───── DOCUMENT PASSAGE

We mustn't overstate these things because they're quite important enough as they are. Suffice it to say that the entire British constitutional settlement is being overturned in Standing Committee A by one of the most junior and inexperienced ministers, the stand-in for the Duchy of Lancaster.
Jim Murphy's probably a nice young fellow but by no means, in the language of the day, fit for purpose.
The Legislative and Regulatory Reform Bill going through its stages is a New Labour masterpiece. It was conceived to "remove burdens" from over-regulated citizens. Towards the end of the drafting process, some brilliant Whitehall Olly reasoned thus: "Why should ministers have fewer rights than ordinary citizens? Don't ministers deserve to have their burdens relieved too?" No contrary argument could be found. As a result, ministers are now being given powers to amend any laws they like without the burden of parliamentary approval.
In the most perverse of consequences, the Bill to remove regulations has made it infinitely easier for ministers to pass them.
I've been along to three of these committee meetings over the past week and am more and more surprised at each outing. Jim Murphy offers long and detailed assurances about how the Act will and won't be used. When asked to put these assurances into the Bill, he refuses. Ministerial assurances at the despatch box have the legal status of intestinal afflatus so you would be wrong to be reassured.

──────────
───── PROVIDED RECORDS

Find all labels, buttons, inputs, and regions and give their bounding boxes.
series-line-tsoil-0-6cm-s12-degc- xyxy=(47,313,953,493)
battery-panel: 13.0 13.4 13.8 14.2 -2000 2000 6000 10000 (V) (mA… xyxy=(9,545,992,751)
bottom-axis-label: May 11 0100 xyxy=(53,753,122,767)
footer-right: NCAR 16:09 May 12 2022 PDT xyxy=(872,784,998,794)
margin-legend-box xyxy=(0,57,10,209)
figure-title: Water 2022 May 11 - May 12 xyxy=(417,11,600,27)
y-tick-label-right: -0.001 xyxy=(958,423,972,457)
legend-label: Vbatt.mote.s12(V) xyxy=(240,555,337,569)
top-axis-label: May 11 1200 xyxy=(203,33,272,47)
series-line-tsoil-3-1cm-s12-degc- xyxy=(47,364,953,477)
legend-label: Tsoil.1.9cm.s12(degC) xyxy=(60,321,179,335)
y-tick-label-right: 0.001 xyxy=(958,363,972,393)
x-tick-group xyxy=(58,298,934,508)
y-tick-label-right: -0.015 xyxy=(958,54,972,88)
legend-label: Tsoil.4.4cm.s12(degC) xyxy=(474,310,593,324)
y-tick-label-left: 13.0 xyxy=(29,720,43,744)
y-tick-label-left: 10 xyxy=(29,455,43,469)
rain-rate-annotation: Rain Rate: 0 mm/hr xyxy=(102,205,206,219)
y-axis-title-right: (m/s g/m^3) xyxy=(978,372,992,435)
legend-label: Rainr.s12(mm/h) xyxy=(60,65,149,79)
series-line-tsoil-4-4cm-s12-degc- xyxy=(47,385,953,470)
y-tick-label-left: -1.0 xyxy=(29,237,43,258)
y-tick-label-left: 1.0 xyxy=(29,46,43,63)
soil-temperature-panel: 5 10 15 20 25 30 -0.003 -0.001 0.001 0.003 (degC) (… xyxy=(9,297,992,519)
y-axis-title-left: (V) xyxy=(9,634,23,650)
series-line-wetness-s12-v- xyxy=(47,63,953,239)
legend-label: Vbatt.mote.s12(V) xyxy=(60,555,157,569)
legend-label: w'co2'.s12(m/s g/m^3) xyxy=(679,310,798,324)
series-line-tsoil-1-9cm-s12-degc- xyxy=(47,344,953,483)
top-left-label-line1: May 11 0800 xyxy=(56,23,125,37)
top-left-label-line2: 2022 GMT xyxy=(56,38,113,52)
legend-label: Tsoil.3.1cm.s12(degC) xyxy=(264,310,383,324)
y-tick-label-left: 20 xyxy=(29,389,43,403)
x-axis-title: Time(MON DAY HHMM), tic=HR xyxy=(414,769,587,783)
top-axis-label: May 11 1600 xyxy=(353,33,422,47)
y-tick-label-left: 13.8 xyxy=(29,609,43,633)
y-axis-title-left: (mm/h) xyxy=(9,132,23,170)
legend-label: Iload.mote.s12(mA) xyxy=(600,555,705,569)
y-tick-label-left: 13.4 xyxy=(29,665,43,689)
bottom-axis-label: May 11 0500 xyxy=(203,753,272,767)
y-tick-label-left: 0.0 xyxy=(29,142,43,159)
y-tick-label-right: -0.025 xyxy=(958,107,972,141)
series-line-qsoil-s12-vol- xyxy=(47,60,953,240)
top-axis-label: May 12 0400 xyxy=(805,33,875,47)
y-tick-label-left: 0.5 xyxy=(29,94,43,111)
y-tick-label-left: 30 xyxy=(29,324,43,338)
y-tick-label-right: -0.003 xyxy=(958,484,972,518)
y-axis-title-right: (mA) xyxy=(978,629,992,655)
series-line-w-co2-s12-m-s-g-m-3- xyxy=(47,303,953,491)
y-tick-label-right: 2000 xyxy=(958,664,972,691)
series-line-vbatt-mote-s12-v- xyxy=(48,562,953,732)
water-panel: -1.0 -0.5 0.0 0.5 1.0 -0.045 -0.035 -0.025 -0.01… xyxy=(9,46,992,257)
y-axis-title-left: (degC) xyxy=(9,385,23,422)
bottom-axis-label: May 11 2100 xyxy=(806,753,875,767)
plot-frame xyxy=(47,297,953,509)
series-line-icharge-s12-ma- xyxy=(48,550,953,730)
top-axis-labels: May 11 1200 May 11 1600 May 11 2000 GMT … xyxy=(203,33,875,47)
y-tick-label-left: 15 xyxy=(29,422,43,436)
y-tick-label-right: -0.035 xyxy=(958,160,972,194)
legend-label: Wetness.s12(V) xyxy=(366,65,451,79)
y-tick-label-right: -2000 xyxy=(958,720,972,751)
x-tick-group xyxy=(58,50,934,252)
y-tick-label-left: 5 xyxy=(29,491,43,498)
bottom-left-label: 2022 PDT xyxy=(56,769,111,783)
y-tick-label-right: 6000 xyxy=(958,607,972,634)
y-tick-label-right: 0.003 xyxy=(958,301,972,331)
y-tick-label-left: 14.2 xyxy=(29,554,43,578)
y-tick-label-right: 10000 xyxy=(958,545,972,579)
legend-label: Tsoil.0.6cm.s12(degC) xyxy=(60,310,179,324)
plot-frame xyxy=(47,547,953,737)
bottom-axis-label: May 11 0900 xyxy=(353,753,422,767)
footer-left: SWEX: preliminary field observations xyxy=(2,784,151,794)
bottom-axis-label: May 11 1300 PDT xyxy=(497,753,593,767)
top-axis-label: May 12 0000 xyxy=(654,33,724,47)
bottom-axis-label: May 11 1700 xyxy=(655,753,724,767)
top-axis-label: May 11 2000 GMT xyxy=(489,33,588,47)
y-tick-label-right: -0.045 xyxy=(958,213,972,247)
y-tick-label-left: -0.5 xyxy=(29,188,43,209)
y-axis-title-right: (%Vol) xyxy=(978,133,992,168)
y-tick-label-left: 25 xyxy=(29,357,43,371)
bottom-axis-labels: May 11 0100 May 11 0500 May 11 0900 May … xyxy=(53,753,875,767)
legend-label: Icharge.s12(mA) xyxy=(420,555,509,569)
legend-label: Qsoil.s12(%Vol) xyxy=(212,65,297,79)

──────────

EXERCISE TASK A
Copy the listing word for word, beginning with its first line and stopping after the line that contains "y-tick-label-left: -1.0 xyxy=(29,237,43,258)".
EXERCISE TASK B
Take the commentary on the Legislative and Regulatory Reform Bill further from where it ends.

FINAL ANSWER A
Find all labels, buttons, inputs, and regions and give their bounding boxes.
series-line-tsoil-0-6cm-s12-degc- xyxy=(47,313,953,493)
battery-panel: 13.0 13.4 13.8 14.2 -2000 2000 6000 10000 (V) (mA… xyxy=(9,545,992,751)
bottom-axis-label: May 11 0100 xyxy=(53,753,122,767)
footer-right: NCAR 16:09 May 12 2022 PDT xyxy=(872,784,998,794)
margin-legend-box xyxy=(0,57,10,209)
figure-title: Water 2022 May 11 - May 12 xyxy=(417,11,600,27)
y-tick-label-right: -0.001 xyxy=(958,423,972,457)
legend-label: Vbatt.mote.s12(V) xyxy=(240,555,337,569)
top-axis-label: May 11 1200 xyxy=(203,33,272,47)
series-line-tsoil-3-1cm-s12-degc- xyxy=(47,364,953,477)
legend-label: Tsoil.1.9cm.s12(degC) xyxy=(60,321,179,335)
y-tick-label-right: 0.001 xyxy=(958,363,972,393)
x-tick-group xyxy=(58,298,934,508)
y-tick-label-right: -0.015 xyxy=(958,54,972,88)
legend-label: Tsoil.4.4cm.s12(degC) xyxy=(474,310,593,324)
y-tick-label-left: 13.0 xyxy=(29,720,43,744)
y-tick-label-left: 10 xyxy=(29,455,43,469)
rain-rate-annotation: Rain Rate: 0 mm/hr xyxy=(102,205,206,219)
y-axis-title-right: (m/s g/m^3) xyxy=(978,372,992,435)
legend-label: Rainr.s12(mm/h) xyxy=(60,65,149,79)
series-line-tsoil-4-4cm-s12-degc- xyxy=(47,385,953,470)
y-tick-label-left: -1.0 xyxy=(29,237,43,258)

FINAL ANSWER B
Jim Murphy buries himself ostentatiously in his brief, frequently refuses to take interventions ("I want to make progress"), and dismisses fundamental arguments against the Bill as "debating points".
As a result of his approach, ministers will be empowered to amend any and every sort of law from habeas corpus to what they are going to put on your ID card.
"A person" is to get legislative powers. Anyone. If you are in the circle. The minister will be able to offer you the power to make laws. Maybe they'll be outsourcing to Bangalore. Maybe they'll let the TUC write employment regulations. Maybe the incoming government will let Rupert Murdoch write the takeover code.
There are safeguards. "Controversial" legislation won't be eligible for the "abbreviated procedure". But who decides if it's controversial? The minister. But there will be public consultation? The minister will assess, interpret and present the responses and doesn't have to abide by the result anyway. Certain select committees may (that's not a will) have a power of veto - but select committees are appointed by the whips and they have government majorities.
And for any talk of safeguards, the Bill can be used to amend itself, abolishing anything in it the minister wishes.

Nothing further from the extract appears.